- [Input rows]:
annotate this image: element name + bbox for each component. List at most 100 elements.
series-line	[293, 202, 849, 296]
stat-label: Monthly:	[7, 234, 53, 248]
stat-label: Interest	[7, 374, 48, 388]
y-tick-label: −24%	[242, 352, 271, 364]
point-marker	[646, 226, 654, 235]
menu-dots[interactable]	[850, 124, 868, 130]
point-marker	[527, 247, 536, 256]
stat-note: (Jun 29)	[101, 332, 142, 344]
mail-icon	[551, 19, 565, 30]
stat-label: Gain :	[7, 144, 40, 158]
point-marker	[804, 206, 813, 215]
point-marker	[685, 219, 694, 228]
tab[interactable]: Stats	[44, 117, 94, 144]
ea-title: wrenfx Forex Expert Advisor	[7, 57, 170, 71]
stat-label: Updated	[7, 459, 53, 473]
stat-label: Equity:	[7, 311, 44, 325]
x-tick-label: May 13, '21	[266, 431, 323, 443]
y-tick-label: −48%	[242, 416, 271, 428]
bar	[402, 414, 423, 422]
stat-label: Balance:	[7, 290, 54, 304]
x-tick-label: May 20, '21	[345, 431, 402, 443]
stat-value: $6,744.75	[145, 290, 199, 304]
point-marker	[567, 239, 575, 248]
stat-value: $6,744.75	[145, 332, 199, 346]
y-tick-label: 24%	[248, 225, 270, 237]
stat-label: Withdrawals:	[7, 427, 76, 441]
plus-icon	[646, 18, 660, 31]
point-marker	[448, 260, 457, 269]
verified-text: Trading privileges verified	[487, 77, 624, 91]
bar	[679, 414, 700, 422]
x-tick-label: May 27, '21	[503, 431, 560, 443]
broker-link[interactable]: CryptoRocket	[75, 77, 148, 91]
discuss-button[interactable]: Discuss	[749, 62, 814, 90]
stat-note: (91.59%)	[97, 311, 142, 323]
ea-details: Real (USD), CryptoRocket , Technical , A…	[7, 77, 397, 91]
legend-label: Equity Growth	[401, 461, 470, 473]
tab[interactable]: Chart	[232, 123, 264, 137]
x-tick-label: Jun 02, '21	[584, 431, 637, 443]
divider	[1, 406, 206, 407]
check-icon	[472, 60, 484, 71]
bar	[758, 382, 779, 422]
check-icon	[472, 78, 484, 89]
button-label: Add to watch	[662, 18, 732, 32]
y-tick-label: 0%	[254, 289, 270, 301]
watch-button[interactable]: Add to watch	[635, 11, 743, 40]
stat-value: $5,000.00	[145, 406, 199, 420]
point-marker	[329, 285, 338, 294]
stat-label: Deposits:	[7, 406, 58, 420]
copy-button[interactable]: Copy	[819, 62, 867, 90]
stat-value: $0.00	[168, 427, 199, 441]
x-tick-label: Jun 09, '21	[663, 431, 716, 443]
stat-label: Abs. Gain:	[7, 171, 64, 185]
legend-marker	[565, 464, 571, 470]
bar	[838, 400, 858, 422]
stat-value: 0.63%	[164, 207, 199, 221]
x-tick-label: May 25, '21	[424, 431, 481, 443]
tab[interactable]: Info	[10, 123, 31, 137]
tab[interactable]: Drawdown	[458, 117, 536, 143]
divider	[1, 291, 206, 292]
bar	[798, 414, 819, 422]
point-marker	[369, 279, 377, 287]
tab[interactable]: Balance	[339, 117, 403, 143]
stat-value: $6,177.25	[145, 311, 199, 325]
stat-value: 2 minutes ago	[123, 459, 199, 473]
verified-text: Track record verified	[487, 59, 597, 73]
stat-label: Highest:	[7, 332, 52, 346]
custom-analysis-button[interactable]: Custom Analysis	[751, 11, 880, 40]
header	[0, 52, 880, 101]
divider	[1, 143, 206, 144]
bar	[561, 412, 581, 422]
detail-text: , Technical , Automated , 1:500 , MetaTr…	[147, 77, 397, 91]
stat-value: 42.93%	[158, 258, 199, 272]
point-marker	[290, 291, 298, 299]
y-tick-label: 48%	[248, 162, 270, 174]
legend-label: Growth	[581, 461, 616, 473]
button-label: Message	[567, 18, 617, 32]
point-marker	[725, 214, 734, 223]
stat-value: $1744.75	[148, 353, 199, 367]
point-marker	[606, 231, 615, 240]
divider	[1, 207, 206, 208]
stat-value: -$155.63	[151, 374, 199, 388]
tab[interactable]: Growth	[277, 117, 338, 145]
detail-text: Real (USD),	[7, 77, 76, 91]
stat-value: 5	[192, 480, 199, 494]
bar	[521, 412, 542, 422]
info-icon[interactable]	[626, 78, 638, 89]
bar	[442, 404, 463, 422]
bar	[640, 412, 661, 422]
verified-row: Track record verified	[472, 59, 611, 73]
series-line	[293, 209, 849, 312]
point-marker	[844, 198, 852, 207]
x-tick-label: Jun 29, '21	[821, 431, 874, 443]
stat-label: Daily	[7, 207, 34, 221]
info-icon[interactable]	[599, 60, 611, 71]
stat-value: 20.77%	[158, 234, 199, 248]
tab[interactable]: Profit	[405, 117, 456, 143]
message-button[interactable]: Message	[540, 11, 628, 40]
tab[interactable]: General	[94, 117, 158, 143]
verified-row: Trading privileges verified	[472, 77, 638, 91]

- [Work to do]: Count the lines in the records above that contain the string "text", matching case exactly, and reply with only the number.

- [Result for this exercise]: 4